### EXCERPT
---------------
I am going to go out on a limb, here. I am going to preach today on Paul’s rule for Christian households. “Wives, be subordinate to your husbands.” (Col 3:18) With that line, the husbands are smiling and nodding – a few probably are elbowing their wives to say, “See?” Believe it or not, There are a lot of wives who aren’t particularly fond of this verse.
So, I’m going to set it aside; I’m not going to start with it. Instead, I’m going to start with the next sentence and start by talking to the husbands out there: “Husbands, love your wives.” (Col 3:19) Paul gives the same instructions to the Church at Ephesus, but he goes a little further; to the Ephesians, he orders that they love their wives “just as Christ loved the church and gave himself up for her.” (Eph 5:25) Gentlemen, if you want your wives to be subordinate, that must come with you taking up your half of the deal, too. Love your wives. Don’t hold back. Give yourself up entirely for her, just as Christ gave himself up entirely for the Church. Men, are you ready to die for your wife? For your children? For your family? I don’t mean a dramatic death that makes you a hero. We all have fantasies like that. I mean a personal death every single day. Are you ready to pour yourself out and die every day out of love for your wife and family? On September 29 of this year – just a few months ago – Bishop Olmstead from Phoenix wrote a letter to the men of his diocese, to the fathers. Let me read to you how he started that letter:
I begin this letter with a clarion call and clear charge to you, my sons and brothers in Christ: Men, do not hesitate to engage in the battle that is raging around you, the battle that is wounding our children and families, the battle that is distorting the dignity of both women and men. This battle is often hidden, but the battle is real. It is primarily spiritual, but it is progressively killing the remaining Christian ethos in our society and culture, and even in our own homes.
Men, that is your challenge. If I may give you a little homework, go home today and look up that letter. Sit down and read it; if you read as slowly as I do, take a week or two and set aside 15 minutes each day to get through it. You can find it on the website his diocese set up, intothebreach.net. The letter itself is called “Into the Breach.” Before I move on to the wives and children, let me offer you seven tips Bishop Olmstead offers to you as men to carry you daily, weekly, and monthly to be the best father you can be.
- Pray and lead your family in prayer
- Examine your conscience before going to sleep
- Go to Mass
- Read the Bible
- Keep the Sabbath
- Go to Confession
- Find other Catholic men – It is in community that we will perfect the Christian life.
So, children, what does Paul tell you? “Obey your parents in everything, for this is pleasing to the Lord.” (Col 3:20) Obviously, I perfectly lived up to that call throughout my childhood. And if you believe that, please see me after Mass so I can tell you more blatant and absurd lies. Of course we don’t perfectly live up to that. In fact, to confess honestly to you, there were many many times that I felt my parents were just plain wrong or that I knew better. So, I did what I wanted – and, I have to admit, frequently paid the price when I found out how right they actually were. Today, though, we see Jesus as a child, the only story we have in scripture of his youth. I firmly believe that this encounter is the reason we have no stories from when he was twelve to about 30 – after the sass he gave Mary, he was grounded for 18 years!
---------------
### DATA PROVIDED
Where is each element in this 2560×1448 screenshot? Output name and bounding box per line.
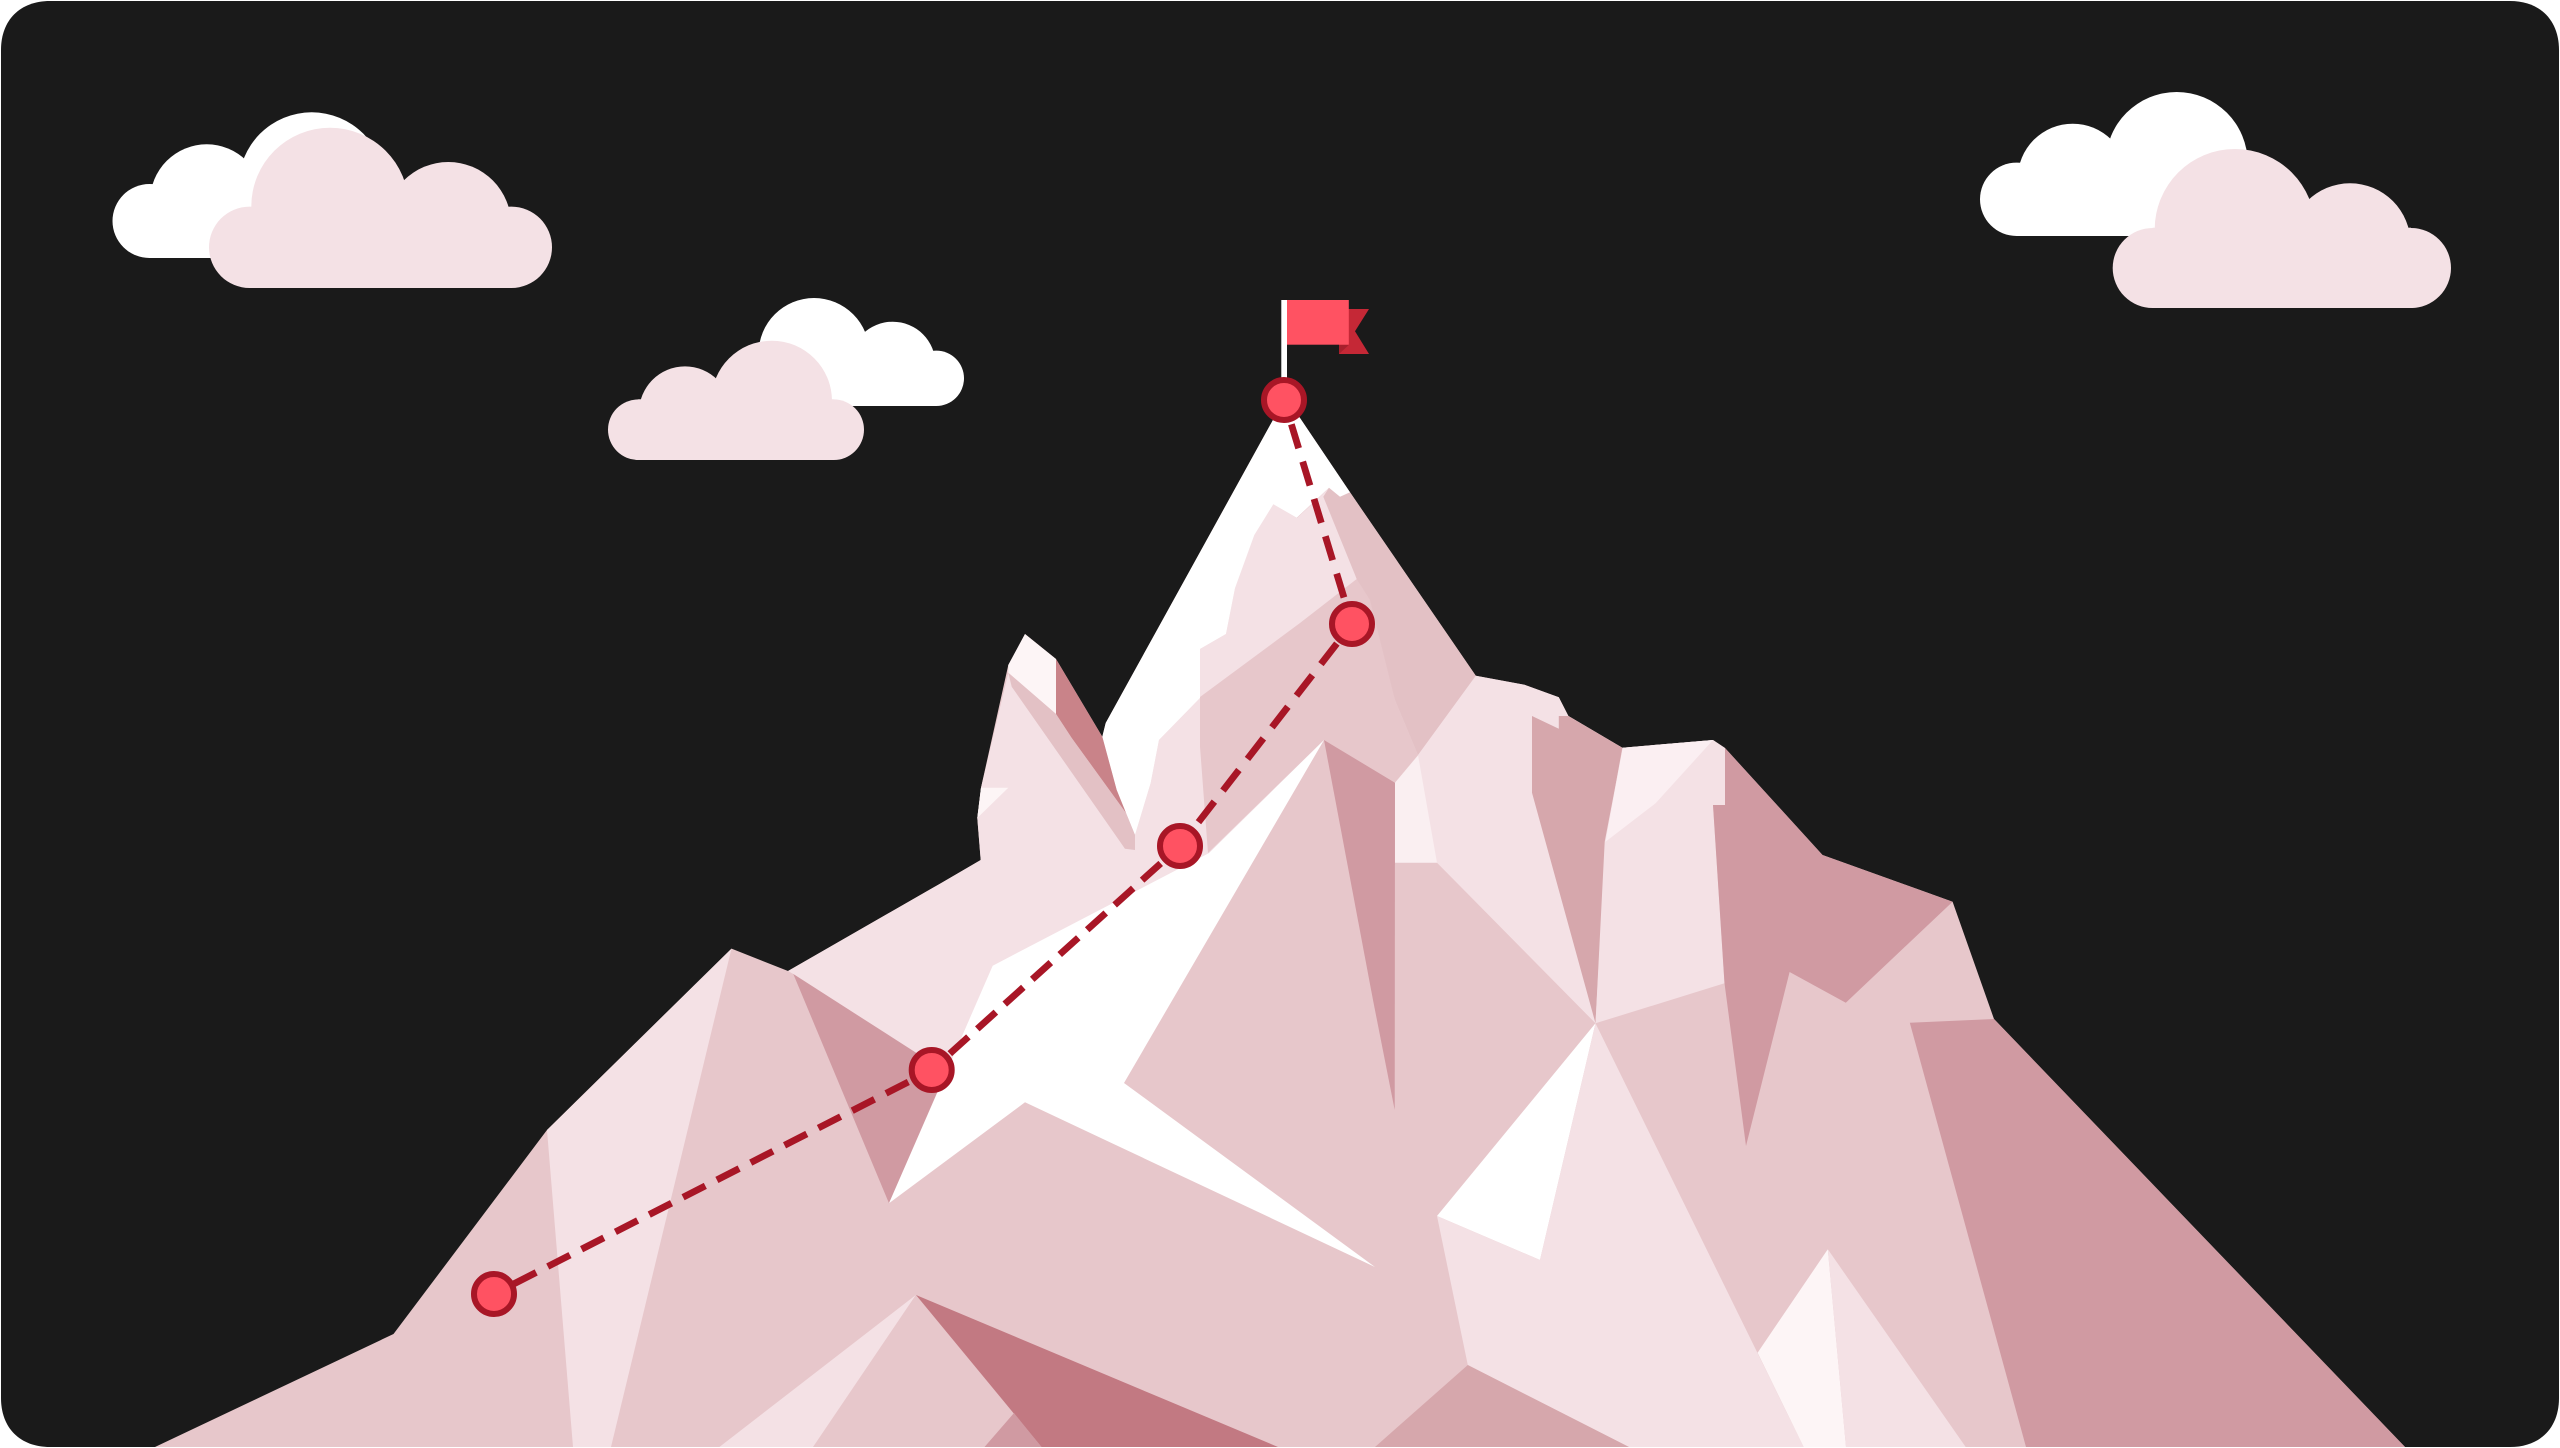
left spire mid facet: [1008, 673, 1135, 850]
mountain silhouette: [155, 400, 2405, 1447]
off-white facet by central strip: [1395, 755, 1439, 863]
bottom rose facet: [916, 1295, 1278, 1447]
bottom light facet right: [1828, 1249, 1966, 1447]
bottom small dark facet: [984, 1413, 1042, 1447]
pink cloud: centre: [608, 341, 864, 461]
waypoint: mid ridge: [1160, 826, 1200, 866]
upper body light facet: [788, 488, 1418, 1072]
right ridge light facet: [1596, 740, 1725, 1023]
left spire cap: [1008, 634, 1056, 714]
dashed climbing route: [494, 400, 1352, 1294]
shoulder darker facet: [1532, 716, 1622, 1023]
waypoint: lower slope: [912, 1050, 952, 1090]
cloud pair: top left: [112, 112, 552, 288]
pink cloud: top left: [209, 128, 552, 288]
right ridge off-white facet: [1606, 740, 1713, 842]
waypoint: upper ridge: [1332, 604, 1372, 644]
route waypoints: [474, 380, 1372, 1314]
flag pole: [1281, 300, 1287, 380]
pink cloud: top right: [2113, 149, 2451, 310]
flag fold: [1339, 345, 1349, 354]
large white shard: [889, 740, 1375, 1267]
left slope light facet: [547, 949, 732, 1447]
flag front: [1287, 300, 1349, 345]
white cloud: top right: [1980, 92, 2248, 236]
right shoulder light facet: [1418, 676, 1622, 1023]
mountain: [155, 400, 2405, 1447]
flag on the summit: [1281, 300, 1369, 380]
hub white triangle: [1437, 1023, 1596, 1260]
left spire shadow: [1056, 659, 1126, 813]
cloud pair: top right: [1980, 92, 2451, 310]
cloud pair: centre: [608, 298, 964, 461]
central dark strip: [1324, 740, 1395, 1110]
waypoint: summit: [1264, 380, 1304, 420]
bottom left light triangle: [719, 1295, 916, 1447]
peak right face: [1323, 488, 1476, 755]
white cloud: top left: [112, 112, 385, 258]
lower right dark slope: [1910, 1019, 2405, 1447]
waypoint: start: [474, 1274, 514, 1314]
bottom darker facet: [1375, 1365, 1629, 1447]
snow cap: [1102, 400, 1350, 835]
dark facet beside white shard: [793, 974, 946, 1203]
left spire small highlight: [977, 788, 1008, 818]
right ridge dark facet: [1713, 748, 1953, 1146]
flag tail: [1339, 309, 1369, 354]
white cloud: centre: [759, 298, 964, 409]
peak medium facet: [1200, 579, 1418, 853]
bottom off-white facet: [1758, 1249, 1846, 1447]
hub light facet: [1437, 1023, 1804, 1447]
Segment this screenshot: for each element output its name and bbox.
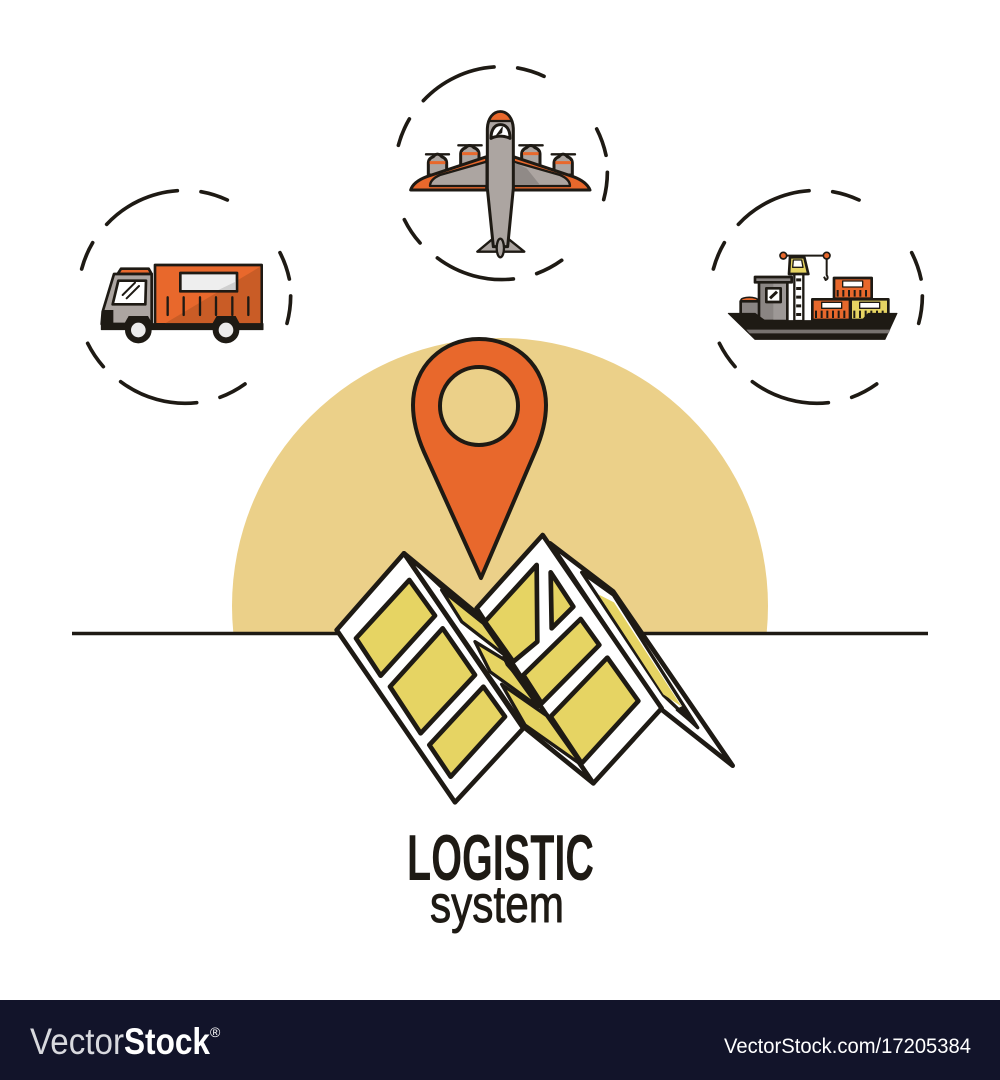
icon: plane [411,112,590,257]
map left panel [337,553,523,802]
ship cabin [741,297,758,303]
footer logo: VectorStock [30,1021,225,1062]
sun semicircle [232,338,768,632]
icon: cargo ship [728,252,897,339]
subtitle: system: system [430,876,564,934]
title: LOGISTIC: LOGISTIC [407,821,594,894]
truck cab [118,269,152,274]
ship hull [728,313,897,339]
plane fuselage [487,112,513,247]
icon: truck [101,265,263,340]
horizon line [72,632,928,635]
icon: dashed ring around ship [713,191,922,403]
plane engines [426,145,575,175]
footer logo: ® [210,1024,221,1040]
map right panel [477,535,662,783]
map lower fold [502,684,593,783]
footer bar [0,1000,1000,1080]
plane wings [411,157,487,190]
map far right fold [550,543,733,766]
icon: location pin [413,339,546,578]
plane tail [477,238,524,252]
icon: dashed ring around plane [398,67,607,280]
ship containers [812,278,888,320]
icon: dashed ring around truck [82,191,291,403]
truck chassis [101,324,263,330]
ship crane [780,252,830,321]
truck cargo box [155,265,262,324]
icon: folded map [337,535,733,802]
footer image id: VectorStock.com/17205384 [724,1035,971,1058]
map middle fold [404,553,547,727]
truck wheels [128,320,149,340]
---------------
### WRITTEN PROBLEM
Answer these about the homily:
(a) On what date did Bishop Olmstead write his letter to the men of his diocese?
(b) What is the title of that letter?
(c) Which verse from Colossians does the preacher quote to the children?

### SOLUTION FOR THIS PROBLEM
(a) September 29
(b) "Into the Breach"
(c) "Obey your parents in everything, for this is pleasing to the Lord." (Col 3:20)